* begin GIVEN ENTRIES *

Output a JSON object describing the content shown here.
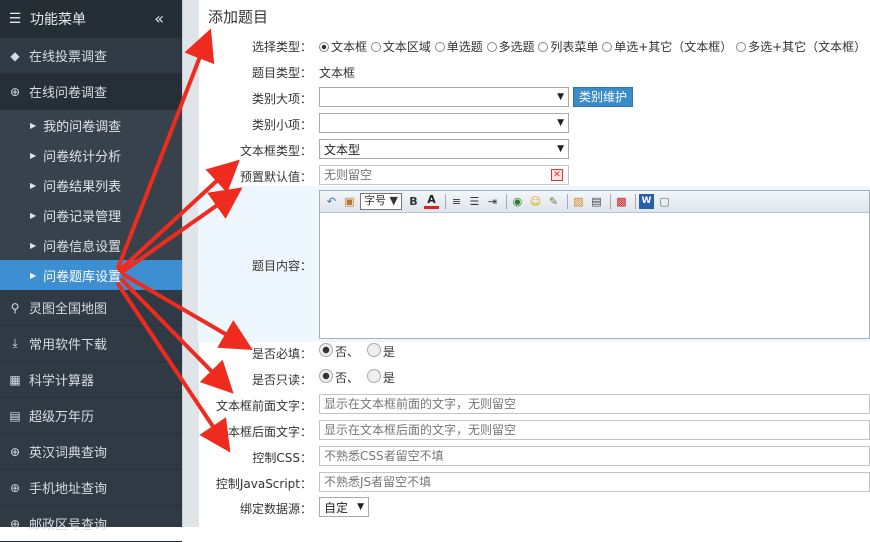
{
  "sidebar": {
    "header": "功能菜单",
    "collapse_icon": "«",
    "items_top": [
      {
        "label": "在线投票调查",
        "icon": "tag-icon"
      },
      {
        "label": "在线问卷调查",
        "icon": "search-plus-icon"
      }
    ],
    "sub_items": [
      {
        "label": "我的问卷调查"
      },
      {
        "label": "问卷统计分析"
      },
      {
        "label": "问卷结果列表"
      },
      {
        "label": "问卷记录管理"
      },
      {
        "label": "问卷信息设置"
      },
      {
        "label": "问卷题库设置",
        "active": true
      }
    ],
    "items_bottom": [
      {
        "label": "灵图全国地图",
        "icon": "map-marker-icon"
      },
      {
        "label": "常用软件下载",
        "icon": "download-icon"
      },
      {
        "label": "科学计算器",
        "icon": "calculator-icon"
      },
      {
        "label": "超级万年历",
        "icon": "calendar-icon"
      },
      {
        "label": "英汉词典查询",
        "icon": "search-plus-icon"
      },
      {
        "label": "手机地址查询",
        "icon": "search-plus-icon"
      },
      {
        "label": "邮政区号查询",
        "icon": "search-plus-icon"
      }
    ]
  },
  "main": {
    "title": "添加题目",
    "choose_type_label": "选择类型：",
    "types": [
      {
        "label": "文本框",
        "checked": true
      },
      {
        "label": "文本区域"
      },
      {
        "label": "单选题"
      },
      {
        "label": "多选题"
      },
      {
        "label": "列表菜单"
      },
      {
        "label": "单选+其它（文本框）"
      },
      {
        "label": "多选+其它（文本框）"
      }
    ],
    "question_type_label": "题目类型：",
    "question_type_value": "文本框",
    "cat_major_label": "类别大项：",
    "cat_major_value": "",
    "cat_maintain_button": "类别维护",
    "cat_minor_label": "类别小项：",
    "cat_minor_value": "",
    "textbox_type_label": "文本框类型：",
    "textbox_type_value": "文本型",
    "default_label": "预置默认值：",
    "default_placeholder": "无则留空",
    "content_label": "题目内容：",
    "editor_font_select": "字号",
    "required_label": "是否必填：",
    "required_no": "否、",
    "required_yes": "是",
    "readonly_label": "是否只读：",
    "readonly_no": "否、",
    "readonly_yes": "是",
    "before_text_label": "文本框前面文字：",
    "before_text_placeholder": "显示在文本框前面的文字，无则留空",
    "after_text_label": "文本框后面文字：",
    "after_text_placeholder": "显示在文本框后面的文字，无则留空",
    "css_label": "控制CSS：",
    "css_placeholder": "不熟悉CSS者留空不填",
    "js_label": "控制JavaScript：",
    "js_placeholder": "不熟悉JS者留空不填",
    "datasource_label": "绑定数据源：",
    "datasource_value": "自定"
  },
  "colors": {
    "sidebar_bg": "#2f3a44",
    "active_item": "#3d8fd1",
    "annotation_arrow": "#ee2b1e"
  }
}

* end GIVEN ENTRIES *

- WHAT NEEDS TO BE DONE -
Your task is to reproduce all of the material exactly. The pictures stay out.

- SOLUTION FOR THIS PROBLEM -
Output a JSON object describing the content shown here.
{
  "sidebar": {
    "header": "功能菜单",
    "collapse_icon": "«",
    "items_top": [
      {
        "label": "在线投票调查",
        "icon": "tag-icon"
      },
      {
        "label": "在线问卷调查",
        "icon": "search-plus-icon"
      }
    ],
    "sub_items": [
      {
        "label": "我的问卷调查"
      },
      {
        "label": "问卷统计分析"
      },
      {
        "label": "问卷结果列表"
      },
      {
        "label": "问卷记录管理"
      },
      {
        "label": "问卷信息设置"
      },
      {
        "label": "问卷题库设置",
        "active": true
      }
    ],
    "items_bottom": [
      {
        "label": "灵图全国地图",
        "icon": "map-marker-icon"
      },
      {
        "label": "常用软件下载",
        "icon": "download-icon"
      },
      {
        "label": "科学计算器",
        "icon": "calculator-icon"
      },
      {
        "label": "超级万年历",
        "icon": "calendar-icon"
      },
      {
        "label": "英汉词典查询",
        "icon": "search-plus-icon"
      },
      {
        "label": "手机地址查询",
        "icon": "search-plus-icon"
      },
      {
        "label": "邮政区号查询",
        "icon": "search-plus-icon"
      }
    ]
  },
  "main": {
    "title": "添加题目",
    "choose_type_label": "选择类型：",
    "types": [
      {
        "label": "文本框",
        "checked": true
      },
      {
        "label": "文本区域"
      },
      {
        "label": "单选题"
      },
      {
        "label": "多选题"
      },
      {
        "label": "列表菜单"
      },
      {
        "label": "单选+其它（文本框）"
      },
      {
        "label": "多选+其它（文本框）"
      }
    ],
    "question_type_label": "题目类型：",
    "question_type_value": "文本框",
    "cat_major_label": "类别大项：",
    "cat_major_value": "",
    "cat_maintain_button": "类别维护",
    "cat_minor_label": "类别小项：",
    "cat_minor_value": "",
    "textbox_type_label": "文本框类型：",
    "textbox_type_value": "文本型",
    "default_label": "预置默认值：",
    "default_placeholder": "无则留空",
    "content_label": "题目内容：",
    "editor_font_select": "字号",
    "required_label": "是否必填：",
    "required_no": "否、",
    "required_yes": "是",
    "readonly_label": "是否只读：",
    "readonly_no": "否、",
    "readonly_yes": "是",
    "before_text_label": "文本框前面文字：",
    "before_text_placeholder": "显示在文本框前面的文字，无则留空",
    "after_text_label": "文本框后面文字：",
    "after_text_placeholder": "显示在文本框后面的文字，无则留空",
    "css_label": "控制CSS：",
    "css_placeholder": "不熟悉CSS者留空不填",
    "js_label": "控制JavaScript：",
    "js_placeholder": "不熟悉JS者留空不填",
    "datasource_label": "绑定数据源：",
    "datasource_value": "自定"
  },
  "colors": {
    "sidebar_bg": "#2f3a44",
    "active_item": "#3d8fd1",
    "annotation_arrow": "#ee2b1e"
  }
}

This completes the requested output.